[Collected data entries]

····················

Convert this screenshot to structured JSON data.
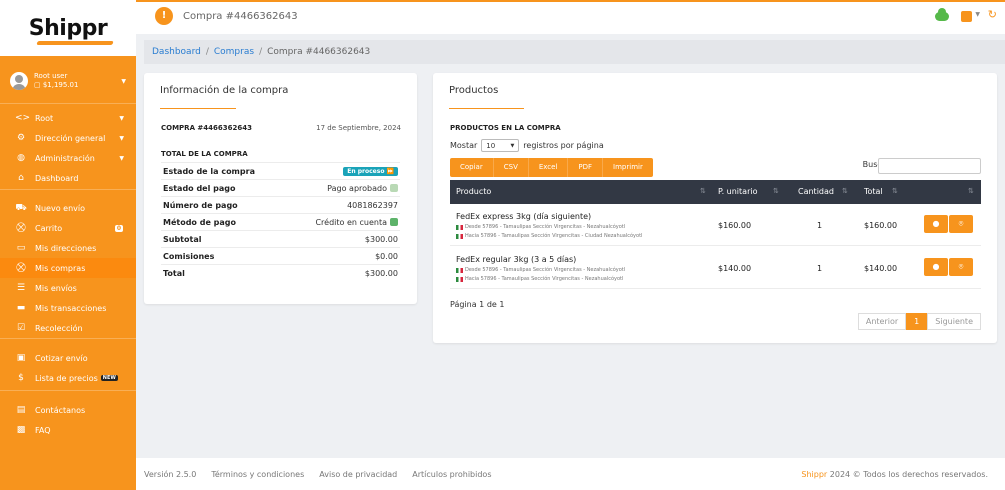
{
  "app": {
    "logo_text": "Shippr"
  },
  "user": {
    "name": "Root user",
    "balance": "$1,195.01"
  },
  "sidebar": {
    "items": [
      {
        "label": "Root",
        "icon": "code-icon",
        "glyph": "<>",
        "has_arrow": true
      },
      {
        "label": "Dirección general",
        "icon": "gear-icon",
        "glyph": "⚙",
        "has_arrow": true
      },
      {
        "label": "Administración",
        "icon": "globe-icon",
        "glyph": "◍",
        "has_arrow": true
      },
      {
        "label": "Dashboard",
        "icon": "home-icon",
        "glyph": "⌂"
      },
      {
        "label": "Nuevo envío",
        "icon": "truck-icon",
        "glyph": "⛟"
      },
      {
        "label": "Carrito",
        "icon": "cart-icon",
        "glyph": "⛒",
        "badge": "0"
      },
      {
        "label": "Mis direcciones",
        "icon": "address-card-icon",
        "glyph": "▭"
      },
      {
        "label": "Mis compras",
        "icon": "cart-plus-icon",
        "glyph": "⛒",
        "active": true
      },
      {
        "label": "Mis envíos",
        "icon": "list-icon",
        "glyph": "☰"
      },
      {
        "label": "Mis transacciones",
        "icon": "credit-card-icon",
        "glyph": "▬"
      },
      {
        "label": "Recolección",
        "icon": "calendar-check-icon",
        "glyph": "☑"
      },
      {
        "label": "Cotizar envío",
        "icon": "calculator-icon",
        "glyph": "▣"
      },
      {
        "label": "Lista de precios",
        "icon": "dollar-icon",
        "glyph": "$",
        "new_badge": "NEW"
      },
      {
        "label": "Contáctanos",
        "icon": "contact-card-icon",
        "glyph": "▤"
      },
      {
        "label": "FAQ",
        "icon": "faq-icon",
        "glyph": "▩"
      }
    ]
  },
  "topbar": {
    "badge": "!",
    "title": "Compra #4466362643"
  },
  "breadcrumb": {
    "items": [
      "Dashboard",
      "Compras"
    ],
    "current": "Compra #4466362643"
  },
  "info": {
    "title": "Información de la compra",
    "purchase_id": "COMPRA #4466362643",
    "date": "17 de Septiembre, 2024",
    "subtitle": "TOTAL DE LA COMPRA",
    "status_label": "Estado de la compra",
    "status_value": "En proceso ⏩",
    "rows": [
      {
        "label": "Estado del pago",
        "value": "Pago aprobado"
      },
      {
        "label": "Número de pago",
        "value": "4081862397"
      },
      {
        "label": "Método de pago",
        "value": "Crédito en cuenta"
      },
      {
        "label": "Subtotal",
        "value": "$300.00"
      },
      {
        "label": "Comisiones",
        "value": "$0.00"
      },
      {
        "label": "Total",
        "value": "$300.00"
      }
    ]
  },
  "products": {
    "title": "Productos",
    "section": "PRODUCTOS EN LA COMPRA",
    "show_prefix": "Mostar",
    "show_value": "10",
    "show_suffix": "registros por página",
    "buttons": [
      "Copiar",
      "CSV",
      "Excel",
      "PDF",
      "Imprimir"
    ],
    "search_label": "Buscar",
    "search_value": "",
    "columns": [
      "Producto",
      "P. unitario",
      "Cantidad",
      "Total"
    ],
    "rows": [
      {
        "name": "FedEx express 3kg (día siguiente)",
        "from": "Desde 57896 - Tamaulipas Sección Virgencitas - Nezahualcóyotl",
        "to": "Hacia 57896 - Tamaulipas Sección Virgencitas - Ciudad Nezahualcóyotl",
        "unit_price": "$160.00",
        "qty": "1",
        "total": "$160.00"
      },
      {
        "name": "FedEx regular 3kg (3 a 5 días)",
        "from": "Desde 57896 - Tamaulipas Sección Virgencitas - Nezahualcóyotl",
        "to": "Hacia 57896 - Tamaulipas Sección Virgencitas - Nezahualcóyotl",
        "unit_price": "$140.00",
        "qty": "1",
        "total": "$140.00"
      }
    ],
    "page_info": "Página 1 de 1",
    "pager": {
      "prev": "Anterior",
      "current": "1",
      "next": "Siguiente"
    }
  },
  "footer": {
    "version": "Versión 2.5.0",
    "links": [
      "Términos y condiciones",
      "Aviso de privacidad",
      "Artículos prohibidos"
    ],
    "brand": "Shippr",
    "copyright": "2024 © Todos los derechos reservados."
  },
  "colors": {
    "accent": "#f7941d",
    "table_header": "#323844",
    "link": "#2a7dd1",
    "status": "#1aa3b8"
  }
}
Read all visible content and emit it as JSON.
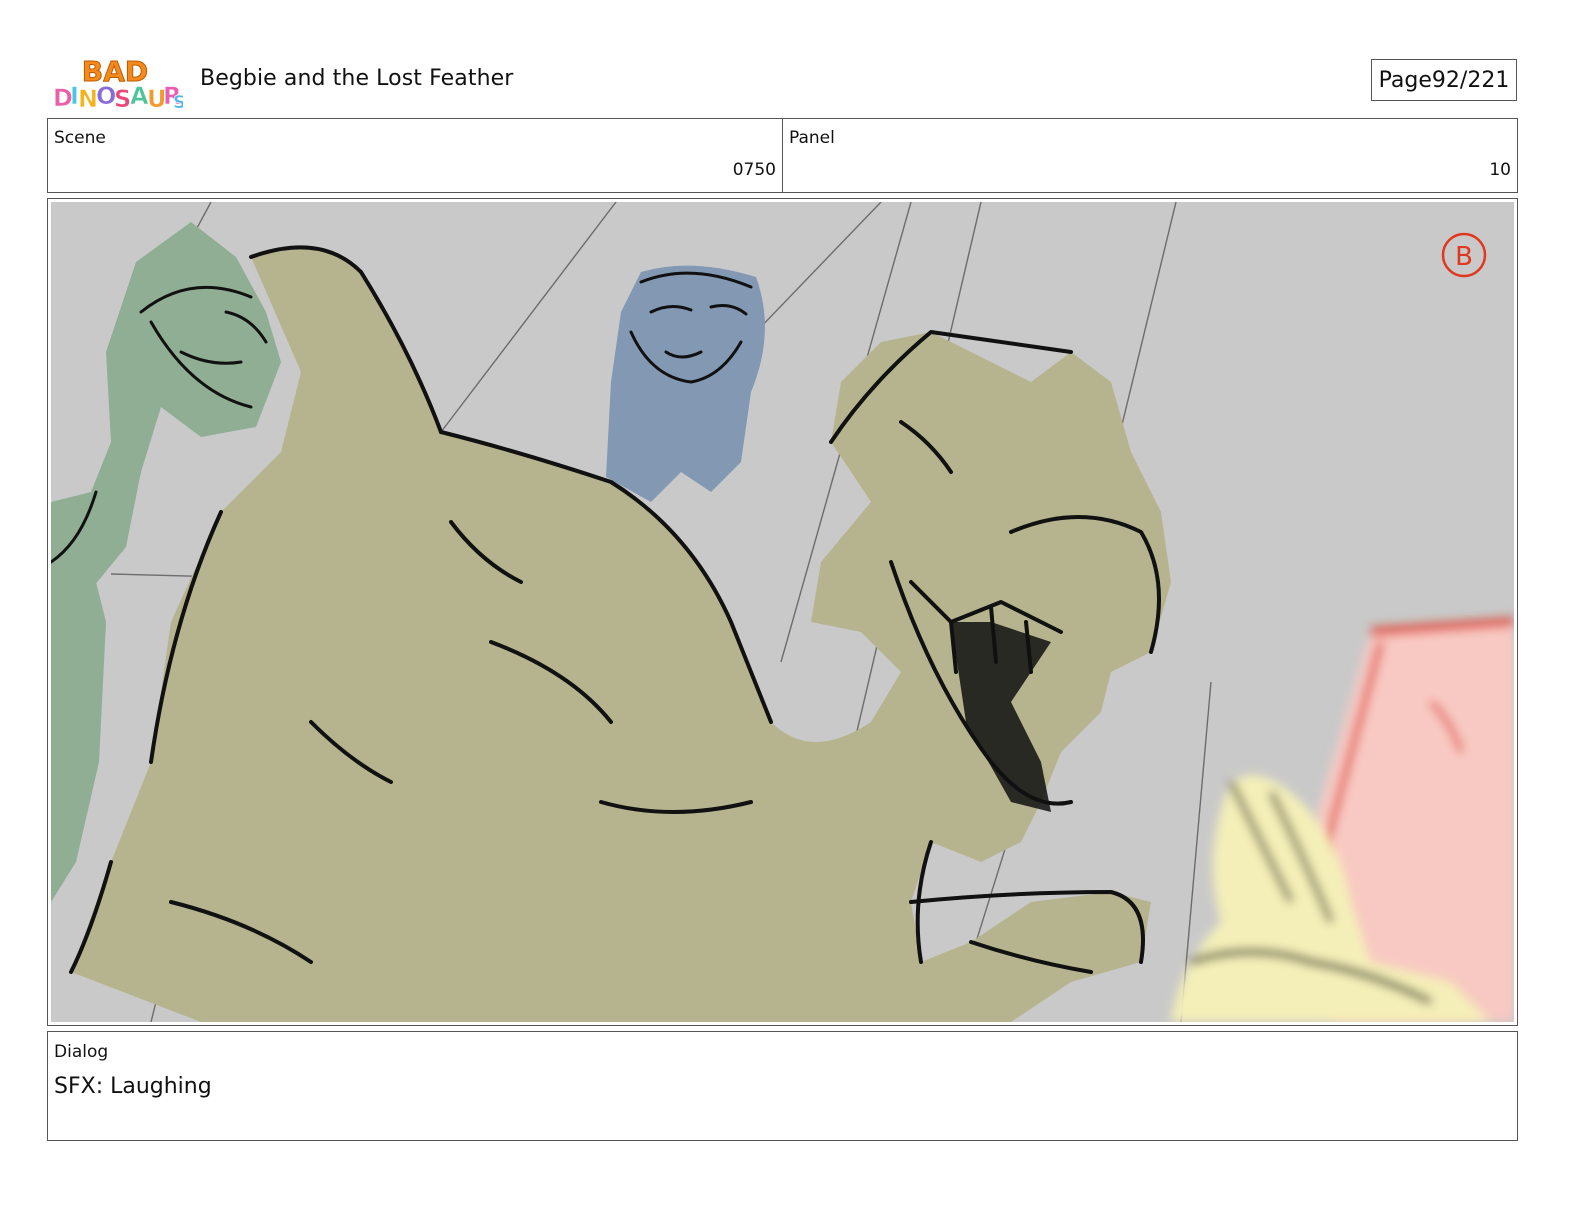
{
  "header": {
    "logo_text": "BAD DINOSAURS",
    "title": "Begbie and the Lost Feather",
    "page_label": "Page",
    "page_number": "92/221"
  },
  "info": {
    "scene_label": "Scene",
    "scene_value": "0750",
    "panel_label": "Panel",
    "panel_value": "10"
  },
  "panel_image": {
    "stamp_letter": "B",
    "colors": {
      "background": "#c9c9c9",
      "green_dino": "#8fae93",
      "blue_dino": "#8398b2",
      "tan_dino": "#b6b48f",
      "pink_block": "#f8c9c2",
      "yellow_feather": "#f4efb8",
      "red_accent": "#e0381e",
      "ink": "#111111"
    }
  },
  "dialog": {
    "label": "Dialog",
    "text": "SFX: Laughing"
  }
}
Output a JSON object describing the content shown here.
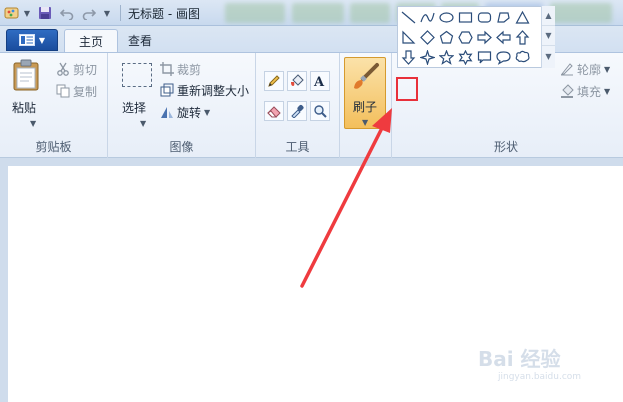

····················

• _REQUIREMENT_:
Go through the listing above and write it all out exactly, leaving out any picture.

• _EXERCISE OUTPUT_:
Convert this screenshot to structured JSON data.
{
  "app": {
    "logo_text": "Shippr"
  },
  "user": {
    "name": "Root user",
    "balance": "$1,195.01"
  },
  "sidebar": {
    "items": [
      {
        "label": "Root",
        "icon": "code-icon",
        "glyph": "<>",
        "has_arrow": true
      },
      {
        "label": "Dirección general",
        "icon": "gear-icon",
        "glyph": "⚙",
        "has_arrow": true
      },
      {
        "label": "Administración",
        "icon": "globe-icon",
        "glyph": "◍",
        "has_arrow": true
      },
      {
        "label": "Dashboard",
        "icon": "home-icon",
        "glyph": "⌂"
      },
      {
        "label": "Nuevo envío",
        "icon": "truck-icon",
        "glyph": "⛟"
      },
      {
        "label": "Carrito",
        "icon": "cart-icon",
        "glyph": "⛒",
        "badge": "0"
      },
      {
        "label": "Mis direcciones",
        "icon": "address-card-icon",
        "glyph": "▭"
      },
      {
        "label": "Mis compras",
        "icon": "cart-plus-icon",
        "glyph": "⛒",
        "active": true
      },
      {
        "label": "Mis envíos",
        "icon": "list-icon",
        "glyph": "☰"
      },
      {
        "label": "Mis transacciones",
        "icon": "credit-card-icon",
        "glyph": "▬"
      },
      {
        "label": "Recolección",
        "icon": "calendar-check-icon",
        "glyph": "☑"
      },
      {
        "label": "Cotizar envío",
        "icon": "calculator-icon",
        "glyph": "▣"
      },
      {
        "label": "Lista de precios",
        "icon": "dollar-icon",
        "glyph": "$",
        "new_badge": "NEW"
      },
      {
        "label": "Contáctanos",
        "icon": "contact-card-icon",
        "glyph": "▤"
      },
      {
        "label": "FAQ",
        "icon": "faq-icon",
        "glyph": "▩"
      }
    ]
  },
  "topbar": {
    "badge": "!",
    "title": "Compra #4466362643"
  },
  "breadcrumb": {
    "items": [
      "Dashboard",
      "Compras"
    ],
    "current": "Compra #4466362643"
  },
  "info": {
    "title": "Información de la compra",
    "purchase_id": "COMPRA #4466362643",
    "date": "17 de Septiembre, 2024",
    "subtitle": "TOTAL DE LA COMPRA",
    "status_label": "Estado de la compra",
    "status_value": "En proceso ⏩",
    "rows": [
      {
        "label": "Estado del pago",
        "value": "Pago aprobado"
      },
      {
        "label": "Número de pago",
        "value": "4081862397"
      },
      {
        "label": "Método de pago",
        "value": "Crédito en cuenta"
      },
      {
        "label": "Subtotal",
        "value": "$300.00"
      },
      {
        "label": "Comisiones",
        "value": "$0.00"
      },
      {
        "label": "Total",
        "value": "$300.00"
      }
    ]
  },
  "products": {
    "title": "Productos",
    "section": "PRODUCTOS EN LA COMPRA",
    "show_prefix": "Mostar",
    "show_value": "10",
    "show_suffix": "registros por página",
    "buttons": [
      "Copiar",
      "CSV",
      "Excel",
      "PDF",
      "Imprimir"
    ],
    "search_label": "Buscar",
    "search_value": "",
    "columns": [
      "Producto",
      "P. unitario",
      "Cantidad",
      "Total"
    ],
    "rows": [
      {
        "name": "FedEx express 3kg (día siguiente)",
        "from": "Desde 57896 - Tamaulipas Sección Virgencitas - Nezahualcóyotl",
        "to": "Hacia 57896 - Tamaulipas Sección Virgencitas - Ciudad Nezahualcóyotl",
        "unit_price": "$160.00",
        "qty": "1",
        "total": "$160.00"
      },
      {
        "name": "FedEx regular 3kg (3 a 5 días)",
        "from": "Desde 57896 - Tamaulipas Sección Virgencitas - Nezahualcóyotl",
        "to": "Hacia 57896 - Tamaulipas Sección Virgencitas - Nezahualcóyotl",
        "unit_price": "$140.00",
        "qty": "1",
        "total": "$140.00"
      }
    ],
    "page_info": "Página 1 de 1",
    "pager": {
      "prev": "Anterior",
      "current": "1",
      "next": "Siguiente"
    }
  },
  "footer": {
    "version": "Versión 2.5.0",
    "links": [
      "Términos y condiciones",
      "Aviso de privacidad",
      "Artículos prohibidos"
    ],
    "brand": "Shippr",
    "copyright": "2024 © Todos los derechos reservados."
  },
  "colors": {
    "accent": "#f7941d",
    "table_header": "#323844",
    "link": "#2a7dd1",
    "status": "#1aa3b8"
  }
}
Read all visible content and emit it as JSON.
{
  "header": {
    "logo_text": "BAD DINOSAURS",
    "title": "Begbie and the Lost Feather",
    "page_label": "Page",
    "page_number": "92/221"
  },
  "info": {
    "scene_label": "Scene",
    "scene_value": "0750",
    "panel_label": "Panel",
    "panel_value": "10"
  },
  "panel_image": {
    "stamp_letter": "B",
    "colors": {
      "background": "#c9c9c9",
      "green_dino": "#8fae93",
      "blue_dino": "#8398b2",
      "tan_dino": "#b6b48f",
      "pink_block": "#f8c9c2",
      "yellow_feather": "#f4efb8",
      "red_accent": "#e0381e",
      "ink": "#111111"
    }
  },
  "dialog": {
    "label": "Dialog",
    "text": "SFX: Laughing"
  }
}
Output a JSON object describing the content shown here.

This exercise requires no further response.